▶ _Exercise objective_:
Of all the lines in the records, how many hold the word "areas"? Answer with the number only.

▶ _Data provided_:
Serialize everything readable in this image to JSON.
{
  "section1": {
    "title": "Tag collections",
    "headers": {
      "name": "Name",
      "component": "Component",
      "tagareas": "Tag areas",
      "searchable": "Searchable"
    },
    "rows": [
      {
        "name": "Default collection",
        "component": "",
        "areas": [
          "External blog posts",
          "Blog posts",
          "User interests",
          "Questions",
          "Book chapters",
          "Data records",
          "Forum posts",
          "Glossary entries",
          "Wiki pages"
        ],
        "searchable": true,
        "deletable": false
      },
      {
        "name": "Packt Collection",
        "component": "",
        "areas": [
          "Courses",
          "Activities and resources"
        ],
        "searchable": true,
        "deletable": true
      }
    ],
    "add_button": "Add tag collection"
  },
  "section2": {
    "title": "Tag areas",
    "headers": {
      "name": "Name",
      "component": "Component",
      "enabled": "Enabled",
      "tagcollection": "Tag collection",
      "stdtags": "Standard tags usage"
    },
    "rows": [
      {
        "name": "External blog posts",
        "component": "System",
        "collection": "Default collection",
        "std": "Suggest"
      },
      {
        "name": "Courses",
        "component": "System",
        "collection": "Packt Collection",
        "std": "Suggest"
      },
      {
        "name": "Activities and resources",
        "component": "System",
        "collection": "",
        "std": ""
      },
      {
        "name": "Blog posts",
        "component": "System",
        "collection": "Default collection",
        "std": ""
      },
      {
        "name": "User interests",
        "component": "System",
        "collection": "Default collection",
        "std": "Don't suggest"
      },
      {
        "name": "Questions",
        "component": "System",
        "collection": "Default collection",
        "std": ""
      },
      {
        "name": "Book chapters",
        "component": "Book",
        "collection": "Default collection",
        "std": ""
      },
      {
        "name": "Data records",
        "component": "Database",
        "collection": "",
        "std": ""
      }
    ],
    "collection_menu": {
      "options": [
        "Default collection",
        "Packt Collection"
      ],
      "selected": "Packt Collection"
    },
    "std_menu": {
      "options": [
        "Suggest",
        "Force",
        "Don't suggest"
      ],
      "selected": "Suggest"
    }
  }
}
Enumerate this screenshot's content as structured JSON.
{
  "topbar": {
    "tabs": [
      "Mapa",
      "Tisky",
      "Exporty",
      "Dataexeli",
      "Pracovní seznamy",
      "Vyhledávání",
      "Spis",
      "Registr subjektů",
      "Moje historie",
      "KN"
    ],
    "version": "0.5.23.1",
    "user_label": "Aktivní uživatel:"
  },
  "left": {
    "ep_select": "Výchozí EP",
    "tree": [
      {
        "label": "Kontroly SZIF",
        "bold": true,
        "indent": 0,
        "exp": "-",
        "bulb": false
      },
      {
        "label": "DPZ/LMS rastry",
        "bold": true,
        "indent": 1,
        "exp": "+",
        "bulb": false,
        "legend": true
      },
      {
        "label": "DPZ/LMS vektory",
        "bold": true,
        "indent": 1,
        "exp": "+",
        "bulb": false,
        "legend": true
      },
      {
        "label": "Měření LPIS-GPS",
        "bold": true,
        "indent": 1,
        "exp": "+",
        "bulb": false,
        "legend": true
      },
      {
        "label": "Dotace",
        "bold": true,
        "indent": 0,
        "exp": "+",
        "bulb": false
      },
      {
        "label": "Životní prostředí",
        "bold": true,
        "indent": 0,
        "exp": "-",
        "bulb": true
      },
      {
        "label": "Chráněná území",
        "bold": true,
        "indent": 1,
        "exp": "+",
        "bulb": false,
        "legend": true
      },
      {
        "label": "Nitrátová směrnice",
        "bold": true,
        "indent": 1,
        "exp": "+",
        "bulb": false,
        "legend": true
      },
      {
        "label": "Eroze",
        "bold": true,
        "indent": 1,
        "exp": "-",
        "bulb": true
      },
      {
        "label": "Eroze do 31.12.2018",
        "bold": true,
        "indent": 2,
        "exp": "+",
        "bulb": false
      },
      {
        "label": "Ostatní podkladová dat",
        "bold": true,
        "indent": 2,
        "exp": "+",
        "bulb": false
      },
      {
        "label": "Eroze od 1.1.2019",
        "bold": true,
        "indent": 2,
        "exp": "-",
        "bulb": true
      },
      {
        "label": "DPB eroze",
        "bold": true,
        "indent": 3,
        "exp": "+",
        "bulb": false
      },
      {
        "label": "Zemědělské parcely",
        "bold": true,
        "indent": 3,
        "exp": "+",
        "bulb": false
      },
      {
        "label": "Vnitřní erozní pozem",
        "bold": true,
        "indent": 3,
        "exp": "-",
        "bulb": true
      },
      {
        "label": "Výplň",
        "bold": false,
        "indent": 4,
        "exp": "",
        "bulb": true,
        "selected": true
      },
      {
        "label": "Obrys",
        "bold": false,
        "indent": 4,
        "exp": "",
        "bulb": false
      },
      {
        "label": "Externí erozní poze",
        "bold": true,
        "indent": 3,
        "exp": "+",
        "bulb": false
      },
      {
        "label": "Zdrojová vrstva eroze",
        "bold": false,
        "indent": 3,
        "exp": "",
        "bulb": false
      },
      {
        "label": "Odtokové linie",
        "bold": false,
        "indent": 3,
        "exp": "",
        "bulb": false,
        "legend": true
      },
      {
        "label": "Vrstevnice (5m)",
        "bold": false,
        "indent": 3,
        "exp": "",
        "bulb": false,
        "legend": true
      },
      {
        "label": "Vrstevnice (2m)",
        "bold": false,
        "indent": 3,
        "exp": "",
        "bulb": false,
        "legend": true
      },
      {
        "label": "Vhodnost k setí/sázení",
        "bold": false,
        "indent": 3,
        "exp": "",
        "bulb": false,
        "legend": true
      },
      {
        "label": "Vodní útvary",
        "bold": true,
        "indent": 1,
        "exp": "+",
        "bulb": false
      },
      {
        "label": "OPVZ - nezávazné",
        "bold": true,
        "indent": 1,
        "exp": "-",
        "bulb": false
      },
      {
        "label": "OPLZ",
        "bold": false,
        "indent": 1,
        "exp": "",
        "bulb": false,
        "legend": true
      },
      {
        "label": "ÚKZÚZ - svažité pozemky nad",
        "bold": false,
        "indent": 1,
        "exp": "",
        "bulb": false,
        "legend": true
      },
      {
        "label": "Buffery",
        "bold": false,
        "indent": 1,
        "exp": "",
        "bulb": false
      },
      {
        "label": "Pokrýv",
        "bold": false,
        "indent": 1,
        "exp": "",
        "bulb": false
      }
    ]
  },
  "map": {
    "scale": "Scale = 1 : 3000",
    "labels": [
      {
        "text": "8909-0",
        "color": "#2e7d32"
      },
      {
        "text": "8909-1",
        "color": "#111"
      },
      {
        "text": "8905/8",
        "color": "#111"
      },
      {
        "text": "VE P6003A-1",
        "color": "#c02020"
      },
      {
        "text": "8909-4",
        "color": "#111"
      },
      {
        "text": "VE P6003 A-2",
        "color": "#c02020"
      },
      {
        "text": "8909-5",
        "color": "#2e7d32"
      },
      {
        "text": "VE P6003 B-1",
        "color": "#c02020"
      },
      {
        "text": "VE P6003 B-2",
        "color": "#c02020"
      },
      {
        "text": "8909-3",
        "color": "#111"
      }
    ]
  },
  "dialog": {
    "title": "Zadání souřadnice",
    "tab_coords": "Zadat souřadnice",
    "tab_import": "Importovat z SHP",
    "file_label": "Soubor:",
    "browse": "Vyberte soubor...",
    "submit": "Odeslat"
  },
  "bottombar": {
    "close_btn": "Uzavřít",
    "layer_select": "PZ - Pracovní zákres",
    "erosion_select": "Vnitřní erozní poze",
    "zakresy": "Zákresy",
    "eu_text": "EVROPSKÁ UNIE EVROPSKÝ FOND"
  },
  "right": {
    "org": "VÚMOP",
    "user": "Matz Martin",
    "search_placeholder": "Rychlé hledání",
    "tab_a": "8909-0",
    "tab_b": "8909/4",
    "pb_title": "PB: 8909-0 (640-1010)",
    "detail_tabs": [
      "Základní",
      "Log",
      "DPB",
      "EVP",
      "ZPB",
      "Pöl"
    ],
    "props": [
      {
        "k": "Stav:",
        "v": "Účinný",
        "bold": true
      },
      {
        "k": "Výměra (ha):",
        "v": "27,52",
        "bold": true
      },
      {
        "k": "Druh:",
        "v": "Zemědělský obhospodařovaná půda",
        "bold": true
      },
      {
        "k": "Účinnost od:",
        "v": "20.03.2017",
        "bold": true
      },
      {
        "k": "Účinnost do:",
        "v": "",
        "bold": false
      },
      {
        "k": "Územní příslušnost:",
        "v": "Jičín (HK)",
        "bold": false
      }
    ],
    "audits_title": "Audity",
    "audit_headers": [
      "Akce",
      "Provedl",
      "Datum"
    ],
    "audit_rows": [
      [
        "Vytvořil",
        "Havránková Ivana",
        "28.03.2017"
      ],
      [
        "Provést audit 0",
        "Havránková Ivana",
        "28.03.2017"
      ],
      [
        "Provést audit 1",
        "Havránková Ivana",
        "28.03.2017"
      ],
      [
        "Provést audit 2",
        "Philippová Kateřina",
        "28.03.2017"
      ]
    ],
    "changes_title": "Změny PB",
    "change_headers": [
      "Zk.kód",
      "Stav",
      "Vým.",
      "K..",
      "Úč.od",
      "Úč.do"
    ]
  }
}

▶ _Exercise output_:
4